> _Work to complete_
Count every line of the material that holds the string "index". Respond with the total only.

> _Dataset entries_
━━━━

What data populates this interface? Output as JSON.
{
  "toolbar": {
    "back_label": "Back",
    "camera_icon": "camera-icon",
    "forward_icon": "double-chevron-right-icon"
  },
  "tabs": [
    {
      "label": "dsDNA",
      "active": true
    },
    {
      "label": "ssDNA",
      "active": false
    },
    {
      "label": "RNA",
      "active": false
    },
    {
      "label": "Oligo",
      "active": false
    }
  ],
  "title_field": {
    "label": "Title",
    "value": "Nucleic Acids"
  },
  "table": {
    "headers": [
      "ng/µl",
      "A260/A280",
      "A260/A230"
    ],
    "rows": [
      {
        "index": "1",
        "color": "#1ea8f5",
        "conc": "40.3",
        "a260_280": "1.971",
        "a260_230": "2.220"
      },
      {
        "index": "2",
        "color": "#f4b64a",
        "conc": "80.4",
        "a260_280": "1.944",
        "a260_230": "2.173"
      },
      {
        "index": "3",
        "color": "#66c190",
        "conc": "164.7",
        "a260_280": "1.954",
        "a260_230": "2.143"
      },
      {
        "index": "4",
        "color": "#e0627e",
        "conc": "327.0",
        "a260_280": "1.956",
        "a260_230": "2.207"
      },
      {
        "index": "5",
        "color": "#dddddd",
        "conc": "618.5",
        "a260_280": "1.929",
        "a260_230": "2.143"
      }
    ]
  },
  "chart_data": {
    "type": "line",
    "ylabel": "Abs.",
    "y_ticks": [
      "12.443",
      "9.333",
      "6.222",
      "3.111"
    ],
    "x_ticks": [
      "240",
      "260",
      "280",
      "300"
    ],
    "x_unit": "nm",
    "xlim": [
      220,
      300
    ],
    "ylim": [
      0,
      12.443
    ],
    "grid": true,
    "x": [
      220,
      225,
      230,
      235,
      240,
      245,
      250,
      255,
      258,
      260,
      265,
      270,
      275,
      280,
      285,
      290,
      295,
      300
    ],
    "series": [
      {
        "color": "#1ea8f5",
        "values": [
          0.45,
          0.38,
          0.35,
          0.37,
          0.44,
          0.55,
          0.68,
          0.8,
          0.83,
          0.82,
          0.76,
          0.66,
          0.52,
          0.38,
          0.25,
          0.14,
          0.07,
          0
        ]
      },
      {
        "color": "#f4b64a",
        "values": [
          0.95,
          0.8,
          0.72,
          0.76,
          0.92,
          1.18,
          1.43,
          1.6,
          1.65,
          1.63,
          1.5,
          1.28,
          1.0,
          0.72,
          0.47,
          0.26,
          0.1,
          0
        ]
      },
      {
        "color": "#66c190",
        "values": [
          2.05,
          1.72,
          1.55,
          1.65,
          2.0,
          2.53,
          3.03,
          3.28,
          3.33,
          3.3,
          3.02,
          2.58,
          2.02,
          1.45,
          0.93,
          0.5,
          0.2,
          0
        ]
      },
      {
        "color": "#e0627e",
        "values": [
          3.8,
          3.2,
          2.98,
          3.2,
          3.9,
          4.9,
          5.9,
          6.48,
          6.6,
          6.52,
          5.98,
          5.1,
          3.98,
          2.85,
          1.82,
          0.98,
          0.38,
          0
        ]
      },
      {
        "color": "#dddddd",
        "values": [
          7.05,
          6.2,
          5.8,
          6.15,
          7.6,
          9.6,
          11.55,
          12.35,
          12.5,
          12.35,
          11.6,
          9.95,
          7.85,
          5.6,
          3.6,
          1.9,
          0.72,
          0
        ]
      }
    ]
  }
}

━━━━

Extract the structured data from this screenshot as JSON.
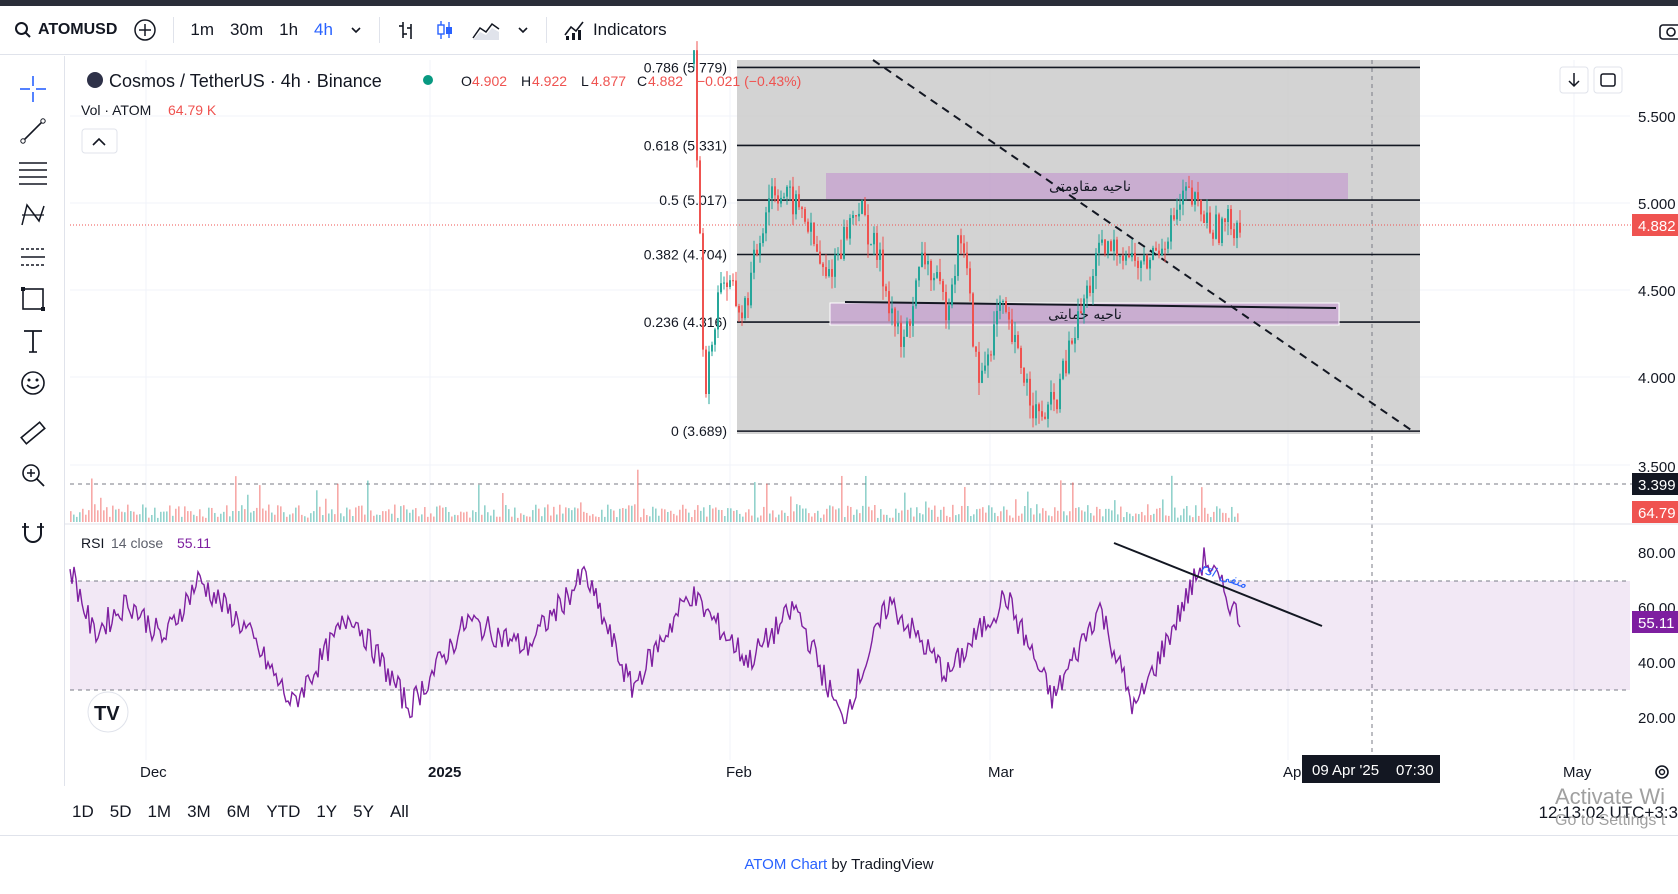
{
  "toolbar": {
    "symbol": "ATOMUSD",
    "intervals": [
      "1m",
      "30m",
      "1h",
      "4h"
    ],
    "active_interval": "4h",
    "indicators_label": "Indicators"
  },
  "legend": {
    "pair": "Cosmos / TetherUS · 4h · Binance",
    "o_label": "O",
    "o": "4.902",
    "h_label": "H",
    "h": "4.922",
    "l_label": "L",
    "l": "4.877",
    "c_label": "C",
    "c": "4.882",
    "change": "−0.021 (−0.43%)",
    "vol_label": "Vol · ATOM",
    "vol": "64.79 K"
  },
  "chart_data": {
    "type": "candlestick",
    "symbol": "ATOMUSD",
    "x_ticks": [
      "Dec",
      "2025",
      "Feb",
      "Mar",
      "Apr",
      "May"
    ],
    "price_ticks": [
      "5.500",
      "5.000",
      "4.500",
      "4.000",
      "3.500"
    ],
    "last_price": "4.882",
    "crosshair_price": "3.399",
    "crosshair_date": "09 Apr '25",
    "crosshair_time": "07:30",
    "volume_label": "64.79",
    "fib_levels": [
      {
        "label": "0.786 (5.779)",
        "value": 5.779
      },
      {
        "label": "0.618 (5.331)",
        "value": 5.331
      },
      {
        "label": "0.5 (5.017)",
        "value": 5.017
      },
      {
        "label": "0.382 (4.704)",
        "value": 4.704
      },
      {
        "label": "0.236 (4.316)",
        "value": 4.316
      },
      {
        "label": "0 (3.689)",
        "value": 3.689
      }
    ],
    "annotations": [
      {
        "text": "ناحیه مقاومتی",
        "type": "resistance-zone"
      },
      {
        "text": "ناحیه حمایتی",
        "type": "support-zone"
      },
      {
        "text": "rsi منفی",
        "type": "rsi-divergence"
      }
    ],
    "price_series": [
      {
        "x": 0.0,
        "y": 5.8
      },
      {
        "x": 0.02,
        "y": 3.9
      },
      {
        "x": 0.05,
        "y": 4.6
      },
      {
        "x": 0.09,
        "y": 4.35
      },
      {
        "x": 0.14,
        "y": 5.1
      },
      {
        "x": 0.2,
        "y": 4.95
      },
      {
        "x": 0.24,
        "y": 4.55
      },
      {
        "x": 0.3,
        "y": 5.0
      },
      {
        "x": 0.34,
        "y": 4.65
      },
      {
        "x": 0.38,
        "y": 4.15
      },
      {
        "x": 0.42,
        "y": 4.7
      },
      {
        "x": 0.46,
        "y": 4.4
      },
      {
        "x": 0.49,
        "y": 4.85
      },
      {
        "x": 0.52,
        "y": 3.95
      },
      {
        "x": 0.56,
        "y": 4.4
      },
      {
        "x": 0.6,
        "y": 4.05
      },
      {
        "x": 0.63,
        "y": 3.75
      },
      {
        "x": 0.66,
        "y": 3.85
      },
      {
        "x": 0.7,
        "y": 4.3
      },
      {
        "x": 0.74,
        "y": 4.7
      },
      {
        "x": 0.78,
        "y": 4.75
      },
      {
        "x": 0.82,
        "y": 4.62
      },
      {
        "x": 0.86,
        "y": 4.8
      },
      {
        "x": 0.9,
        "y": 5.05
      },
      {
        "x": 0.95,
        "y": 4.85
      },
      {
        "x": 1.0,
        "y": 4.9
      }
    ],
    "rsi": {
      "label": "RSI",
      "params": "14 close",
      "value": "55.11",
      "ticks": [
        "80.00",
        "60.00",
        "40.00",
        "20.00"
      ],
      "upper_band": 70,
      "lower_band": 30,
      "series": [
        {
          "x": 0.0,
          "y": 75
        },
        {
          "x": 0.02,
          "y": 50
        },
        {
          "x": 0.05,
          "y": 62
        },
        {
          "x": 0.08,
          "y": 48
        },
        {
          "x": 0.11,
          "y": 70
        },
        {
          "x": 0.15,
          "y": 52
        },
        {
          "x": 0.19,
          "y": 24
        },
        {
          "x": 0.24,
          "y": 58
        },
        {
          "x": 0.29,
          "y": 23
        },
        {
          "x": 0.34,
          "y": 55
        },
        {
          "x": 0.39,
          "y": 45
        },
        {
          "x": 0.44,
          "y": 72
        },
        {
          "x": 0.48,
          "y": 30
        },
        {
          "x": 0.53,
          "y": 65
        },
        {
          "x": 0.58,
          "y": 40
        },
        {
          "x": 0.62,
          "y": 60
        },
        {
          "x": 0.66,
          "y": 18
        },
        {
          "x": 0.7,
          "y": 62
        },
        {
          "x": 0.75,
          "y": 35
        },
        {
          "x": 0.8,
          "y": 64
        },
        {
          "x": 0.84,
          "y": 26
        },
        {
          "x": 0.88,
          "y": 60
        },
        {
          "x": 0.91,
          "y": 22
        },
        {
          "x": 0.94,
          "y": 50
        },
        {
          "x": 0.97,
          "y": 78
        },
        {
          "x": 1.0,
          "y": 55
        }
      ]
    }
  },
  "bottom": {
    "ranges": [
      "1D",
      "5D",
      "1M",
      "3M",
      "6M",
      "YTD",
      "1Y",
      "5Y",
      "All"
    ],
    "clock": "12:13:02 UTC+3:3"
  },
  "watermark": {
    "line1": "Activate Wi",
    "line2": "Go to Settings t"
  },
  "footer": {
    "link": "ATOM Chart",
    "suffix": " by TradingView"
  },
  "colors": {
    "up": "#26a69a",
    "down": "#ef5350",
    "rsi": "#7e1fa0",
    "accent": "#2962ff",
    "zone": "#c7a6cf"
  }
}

━━━━

> _Solution to the problem_
5